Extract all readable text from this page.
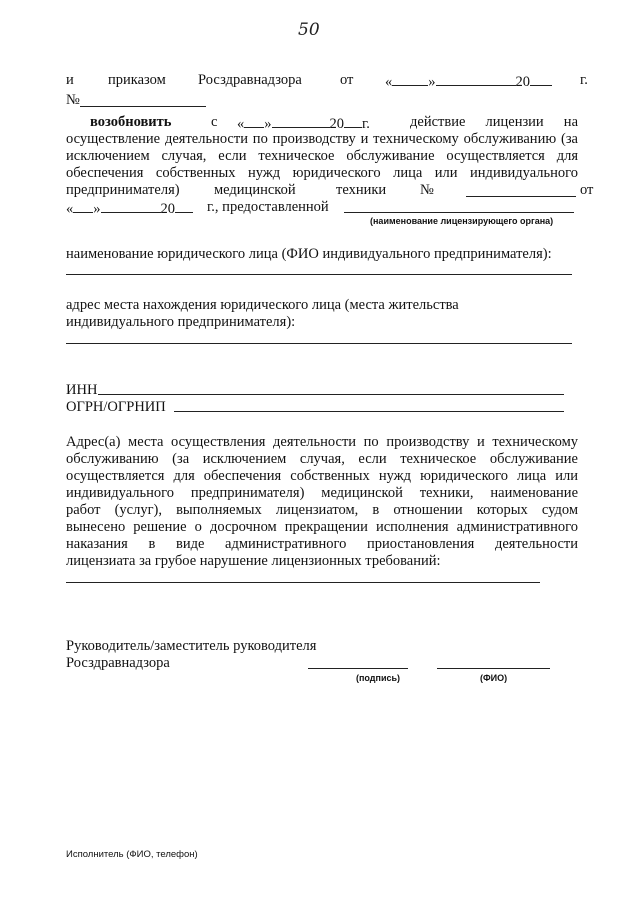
50
и приказом Росздравнадзора	от « »	20	г.
№
возобновить	с « »	20 г.	действие лицензии на
осуществление деятельности по производству и техническому обслуживанию (за
исключением случая, если техническое обслуживание осуществляется для
обеспечения собственных нужд юридического лица или индивидуального
предпринимателя) медицинской	техники №	от
« »	20	г., предоставленной
(наименование лицензирующего органа)
наименование юридического лица (ФИО индивидуального предпринимателя):
адрес места нахождения юридического лица (места жительства
индивидуального предпринимателя):
ИНН
ОГРН/ОГРНИП
Адрес(а) места осуществления деятельности по производству и техническому
обслуживанию (за исключением случая, если техническое обслуживание
осуществляется для обеспечения собственных нужд юридического лица или
индивидуального предпринимателя) медицинской техники, наименование
работ (услуг), выполняемых лицензиатом, в отношении которых судом
вынесено решение о досрочном прекращении исполнения административного
наказания в виде административного приостановления деятельности
лицензиата за грубое нарушение лицензионных требований:
Руководитель/заместитель руководителя
Росздравнадзора
(подпись)	(ФИО)
Исполнитель (ФИО, телефон)
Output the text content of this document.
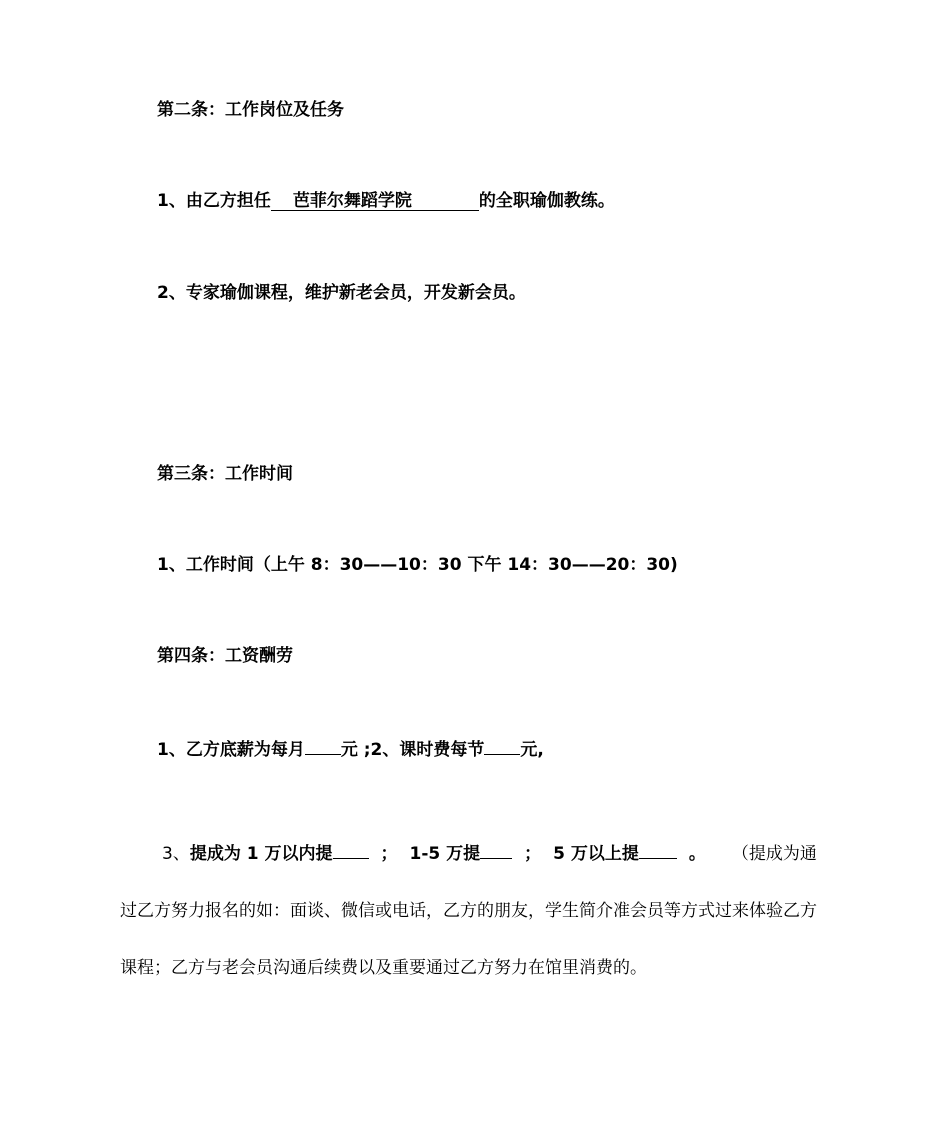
第二条：工作岗位及任务
1、由乙方担任 芭菲尔舞蹈学院	的全职瑜伽教练。
2、专家瑜伽课程，维护新老会员，开发新会员。
第三条：工作时间
1、工作时间（上午 8：30——10：30 下午 14：30——20：30)
第四条：工资酬劳
1、乙方底薪为每月 元 ;2、课时费每节 元,
3、提成为 1 万以内提	； 1-5 万提	； 5 万以上提	。 （提成为通过乙方努力报名的如：面谈、微信或电话，乙方的朋友，学生简介准会员等方式过来体验乙方课程；乙方与老会员沟通后续费以及重要通过乙方努力在馆里消费的。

---+---

### Task instructions
Look through the material and copy each line that has "медицинской".

### Complete output
предпринимателя) медицинской	техники №	от
индивидуального предпринимателя) медицинской техники, наименование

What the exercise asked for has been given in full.